#### [Goal of the exercise]
Rewrite every line of the material below, replacing "Show rug marks" with "Display rug marks" and leaving all else unchanged. Leave the pictures out of your answer.

+ + +

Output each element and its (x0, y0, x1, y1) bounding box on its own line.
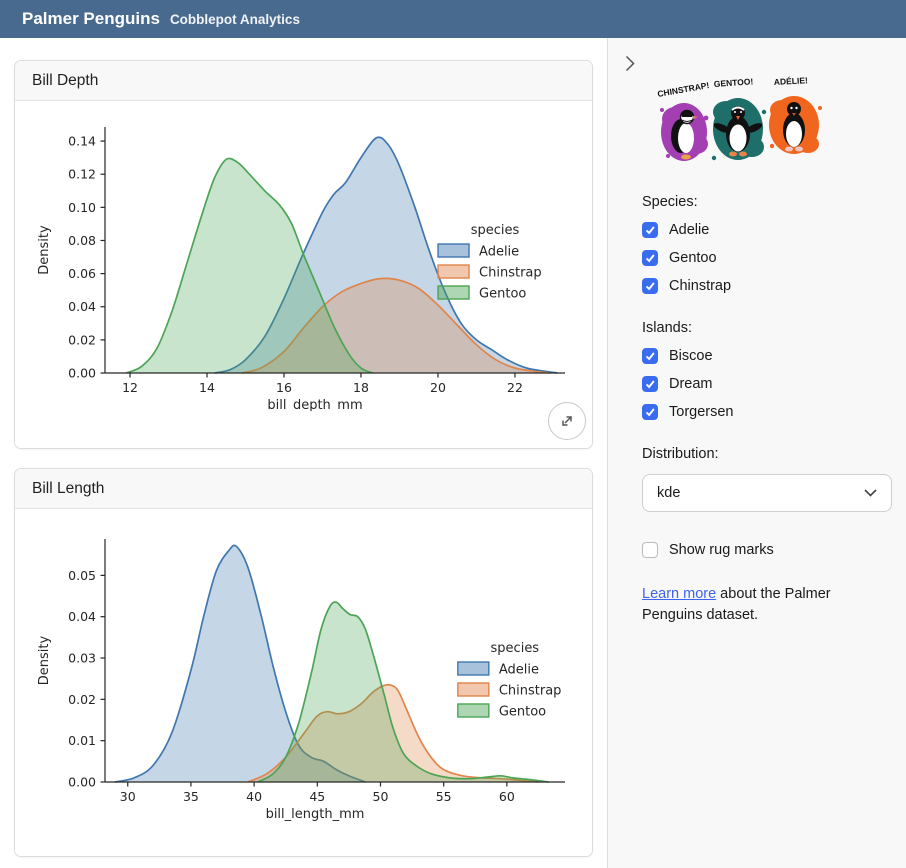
gentoo-splash (712, 98, 766, 160)
svg-text:Adelie: Adelie (499, 662, 539, 677)
chinstrap-art-label: CHINSTRAP! (657, 80, 711, 99)
svg-text:Chinstrap: Chinstrap (499, 683, 562, 698)
checkbox-row-rug[interactable]: Show rug marks (642, 542, 892, 558)
svg-text:bill_depth_mm: bill_depth_mm (267, 398, 362, 411)
adelie-checkbox[interactable] (642, 222, 658, 238)
app-header: Palmer Penguins Cobblepot Analytics (0, 0, 906, 38)
dream-checkbox[interactable] (642, 376, 658, 392)
rug-checkbox-label: Show rug marks (669, 542, 774, 558)
gentoo-checkbox[interactable] (642, 250, 658, 266)
svg-text:40: 40 (246, 789, 262, 804)
expand-fullscreen-button[interactable] (548, 402, 586, 440)
about-text: Learn more about the Palmer Penguins dat… (642, 584, 877, 626)
svg-text:45: 45 (309, 789, 325, 804)
svg-text:Density: Density (37, 635, 52, 685)
svg-text:35: 35 (183, 789, 199, 804)
svg-text:0.03: 0.03 (68, 651, 96, 666)
svg-text:Density: Density (37, 225, 52, 275)
svg-text:14: 14 (199, 380, 215, 395)
svg-text:0.10: 0.10 (68, 200, 96, 215)
sidebar: CHINSTRAP! GENTOO! ADÉLIE! Species: Adel… (607, 38, 906, 868)
adelie-splash (769, 96, 822, 154)
checkbox-row-adelie[interactable]: Adelie (642, 222, 892, 238)
adelie-checkbox-label: Adelie (669, 222, 709, 238)
gentoo-checkbox-label: Gentoo (669, 250, 717, 266)
bill-length-card: Bill Length 30 35 40 45 50 55 60 0.00 0.01 0.02 0.… (14, 468, 593, 857)
check-icon (644, 280, 656, 292)
svg-text:0.12: 0.12 (68, 167, 96, 182)
bill-depth-card-title: Bill Depth (32, 72, 98, 90)
svg-text:50: 50 (373, 789, 389, 804)
check-icon (644, 252, 656, 264)
svg-text:Gentoo: Gentoo (479, 287, 526, 302)
svg-text:Chinstrap: Chinstrap (479, 266, 542, 281)
expand-icon (557, 411, 577, 431)
adelie-art-label: ADÉLIE! (774, 75, 809, 87)
svg-text:18: 18 (353, 380, 369, 395)
svg-text:0.05: 0.05 (68, 568, 96, 583)
distribution-label: Distribution: (642, 446, 892, 462)
check-icon (644, 378, 656, 390)
svg-text:55: 55 (436, 789, 452, 804)
torgersen-checkbox-label: Torgersen (669, 404, 733, 420)
distribution-selected-value: kde (657, 485, 680, 501)
bill-length-chart: 30 35 40 45 50 55 60 0.00 0.01 0.02 0.03 0.04 0.05 bi… (15, 509, 592, 821)
app-subtitle: Cobblepot Analytics (170, 12, 300, 27)
sidebar-collapse-toggle[interactable] (619, 52, 641, 74)
check-icon (644, 406, 656, 418)
rug-checkbox[interactable] (642, 542, 658, 558)
svg-text:Gentoo: Gentoo (499, 704, 546, 719)
chinstrap-checkbox[interactable] (642, 278, 658, 294)
chinstrap-splash (660, 103, 708, 161)
biscoe-checkbox-label: Biscoe (669, 348, 713, 364)
dream-checkbox-label: Dream (669, 376, 713, 392)
svg-text:0.08: 0.08 (68, 233, 96, 248)
svg-text:20: 20 (430, 380, 446, 395)
svg-text:0.04: 0.04 (68, 299, 96, 314)
svg-text:22: 22 (507, 380, 523, 395)
svg-text:species: species (491, 641, 540, 656)
svg-text:0.01: 0.01 (68, 733, 96, 748)
chinstrap-checkbox-label: Chinstrap (669, 278, 731, 294)
check-icon (644, 350, 656, 362)
gentoo-art-label: GENTOO! (713, 76, 753, 89)
svg-text:Adelie: Adelie (479, 245, 519, 260)
main-content: Bill Depth 12 14 16 18 20 22 0.00 0.02 0.04 0.06 0… (0, 38, 607, 868)
distribution-select[interactable]: kde (642, 474, 892, 512)
svg-text:0.06: 0.06 (68, 266, 96, 281)
species-group-label: Species: (642, 194, 892, 210)
checkbox-row-biscoe[interactable]: Biscoe (642, 348, 892, 364)
svg-text:12: 12 (122, 380, 138, 395)
learn-more-link[interactable]: Learn more (642, 586, 716, 602)
svg-text:0.02: 0.02 (68, 692, 96, 707)
svg-text:0.00: 0.00 (68, 775, 96, 790)
checkbox-row-chinstrap[interactable]: Chinstrap (642, 278, 892, 294)
svg-text:60: 60 (499, 789, 515, 804)
bill-depth-chart: 12 14 16 18 20 22 0.00 0.02 0.04 0.06 0.08 0.10 0.12… (15, 101, 592, 411)
biscoe-checkbox[interactable] (642, 348, 658, 364)
svg-text:bill_length_mm: bill_length_mm (266, 807, 365, 821)
bill-length-card-title: Bill Length (32, 480, 104, 498)
penguin-species-artwork: CHINSTRAP! GENTOO! ADÉLIE! (648, 72, 833, 172)
svg-text:0.04: 0.04 (68, 609, 96, 624)
torgersen-checkbox[interactable] (642, 404, 658, 420)
svg-text:16: 16 (276, 380, 292, 395)
checkbox-row-dream[interactable]: Dream (642, 376, 892, 392)
islands-group-label: Islands: (642, 320, 892, 336)
bill-depth-card: Bill Depth 12 14 16 18 20 22 0.00 0.02 0.04 0.06 0… (14, 60, 593, 449)
check-icon (644, 224, 656, 236)
bill-depth-card-header: Bill Depth (15, 61, 592, 101)
bill-length-card-header: Bill Length (15, 469, 592, 509)
svg-text:0.02: 0.02 (68, 332, 96, 347)
chevron-right-icon (625, 55, 635, 72)
svg-text:0.00: 0.00 (68, 366, 96, 381)
svg-text:species: species (471, 223, 520, 238)
checkbox-row-torgersen[interactable]: Torgersen (642, 404, 892, 420)
app-title: Palmer Penguins (22, 9, 160, 29)
svg-text:0.14: 0.14 (68, 134, 96, 149)
chevron-down-icon (864, 489, 877, 497)
svg-text:30: 30 (120, 789, 136, 804)
checkbox-row-gentoo[interactable]: Gentoo (642, 250, 892, 266)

+ + +

#### [Output for this task]
Output each element and its (x0, y0, x1, y1) bounding box on its own line.
gentoo-splash (712, 98, 766, 160)
svg-text:Adelie: Adelie (499, 662, 539, 677)
chinstrap-art-label: CHINSTRAP! (657, 80, 711, 99)
svg-text:Chinstrap: Chinstrap (499, 683, 562, 698)
checkbox-row-rug[interactable]: Display rug marks (642, 542, 892, 558)
svg-text:bill_depth_mm: bill_depth_mm (267, 398, 362, 411)
adelie-checkbox[interactable] (642, 222, 658, 238)
app-header: Palmer Penguins Cobblepot Analytics (0, 0, 906, 38)
dream-checkbox[interactable] (642, 376, 658, 392)
rug-checkbox-label: Display rug marks (669, 542, 774, 558)
gentoo-checkbox[interactable] (642, 250, 658, 266)
svg-text:40: 40 (246, 789, 262, 804)
expand-fullscreen-button[interactable] (548, 402, 586, 440)
about-text: Learn more about the Palmer Penguins dat… (642, 584, 877, 626)
svg-text:45: 45 (309, 789, 325, 804)
svg-text:Density: Density (37, 635, 52, 685)
svg-text:35: 35 (183, 789, 199, 804)
svg-text:0.03: 0.03 (68, 651, 96, 666)
svg-text:Density: Density (37, 225, 52, 275)
svg-text:14: 14 (199, 380, 215, 395)
svg-text:0.10: 0.10 (68, 200, 96, 215)
sidebar: CHINSTRAP! GENTOO! ADÉLIE! Species: Adel… (607, 38, 906, 868)
adelie-splash (769, 96, 822, 154)
checkbox-row-adelie[interactable]: Adelie (642, 222, 892, 238)
adelie-checkbox-label: Adelie (669, 222, 709, 238)
gentoo-checkbox-label: Gentoo (669, 250, 717, 266)
bill-length-card: Bill Length 30 35 40 45 50 55 60 0.00 0.01 0.02 0.… (14, 468, 593, 857)
check-icon (644, 280, 656, 292)
svg-text:0.12: 0.12 (68, 167, 96, 182)
bill-depth-card-title: Bill Depth (32, 72, 98, 90)
svg-text:50: 50 (373, 789, 389, 804)
check-icon (644, 252, 656, 264)
svg-text:Gentoo: Gentoo (479, 287, 526, 302)
svg-text:Chinstrap: Chinstrap (479, 266, 542, 281)
expand-icon (557, 411, 577, 431)
adelie-art-label: ADÉLIE! (774, 75, 809, 87)
svg-text:18: 18 (353, 380, 369, 395)
svg-text:0.05: 0.05 (68, 568, 96, 583)
distribution-label: Distribution: (642, 446, 892, 462)
check-icon (644, 378, 656, 390)
svg-text:55: 55 (436, 789, 452, 804)
torgersen-checkbox-label: Torgersen (669, 404, 733, 420)
distribution-selected-value: kde (657, 485, 680, 501)
bill-length-chart: 30 35 40 45 50 55 60 0.00 0.01 0.02 0.03 0.04 0.05 bi… (15, 509, 592, 821)
app-subtitle: Cobblepot Analytics (170, 12, 300, 27)
sidebar-collapse-toggle[interactable] (619, 52, 641, 74)
check-icon (644, 406, 656, 418)
rug-checkbox[interactable] (642, 542, 658, 558)
svg-text:Gentoo: Gentoo (499, 704, 546, 719)
chinstrap-checkbox[interactable] (642, 278, 658, 294)
chinstrap-splash (660, 103, 708, 161)
biscoe-checkbox-label: Biscoe (669, 348, 713, 364)
dream-checkbox-label: Dream (669, 376, 713, 392)
svg-text:0.08: 0.08 (68, 233, 96, 248)
svg-text:20: 20 (430, 380, 446, 395)
svg-text:0.04: 0.04 (68, 299, 96, 314)
svg-text:22: 22 (507, 380, 523, 395)
svg-text:species: species (491, 641, 540, 656)
svg-text:0.01: 0.01 (68, 733, 96, 748)
chinstrap-checkbox-label: Chinstrap (669, 278, 731, 294)
check-icon (644, 350, 656, 362)
gentoo-art-label: GENTOO! (713, 76, 753, 89)
svg-text:Adelie: Adelie (479, 245, 519, 260)
main-content: Bill Depth 12 14 16 18 20 22 0.00 0.02 0.04 0.06 0… (0, 38, 607, 868)
distribution-select[interactable]: kde (642, 474, 892, 512)
svg-text:0.06: 0.06 (68, 266, 96, 281)
species-group-label: Species: (642, 194, 892, 210)
checkbox-row-biscoe[interactable]: Biscoe (642, 348, 892, 364)
svg-text:12: 12 (122, 380, 138, 395)
learn-more-link[interactable]: Learn more (642, 586, 716, 602)
svg-text:0.02: 0.02 (68, 692, 96, 707)
svg-text:0.00: 0.00 (68, 775, 96, 790)
checkbox-row-chinstrap[interactable]: Chinstrap (642, 278, 892, 294)
svg-text:60: 60 (499, 789, 515, 804)
bill-depth-chart: 12 14 16 18 20 22 0.00 0.02 0.04 0.06 0.08 0.10 0.12… (15, 101, 592, 411)
biscoe-checkbox[interactable] (642, 348, 658, 364)
svg-text:bill_length_mm: bill_length_mm (266, 807, 365, 821)
bill-length-card-title: Bill Length (32, 480, 104, 498)
penguin-species-artwork: CHINSTRAP! GENTOO! ADÉLIE! (648, 72, 833, 172)
svg-text:0.04: 0.04 (68, 609, 96, 624)
torgersen-checkbox[interactable] (642, 404, 658, 420)
svg-text:16: 16 (276, 380, 292, 395)
checkbox-row-dream[interactable]: Dream (642, 376, 892, 392)
islands-group-label: Islands: (642, 320, 892, 336)
bill-depth-card: Bill Depth 12 14 16 18 20 22 0.00 0.02 0.04 0.06 0… (14, 60, 593, 449)
check-icon (644, 224, 656, 236)
bill-depth-card-header: Bill Depth (15, 61, 592, 101)
bill-length-card-header: Bill Length (15, 469, 592, 509)
svg-text:0.02: 0.02 (68, 332, 96, 347)
chevron-right-icon (625, 55, 635, 72)
svg-text:0.00: 0.00 (68, 366, 96, 381)
svg-text:species: species (471, 223, 520, 238)
checkbox-row-torgersen[interactable]: Torgersen (642, 404, 892, 420)
app-title: Palmer Penguins (22, 9, 160, 29)
svg-text:0.14: 0.14 (68, 134, 96, 149)
chevron-down-icon (864, 489, 877, 497)
svg-text:30: 30 (120, 789, 136, 804)
checkbox-row-gentoo[interactable]: Gentoo (642, 250, 892, 266)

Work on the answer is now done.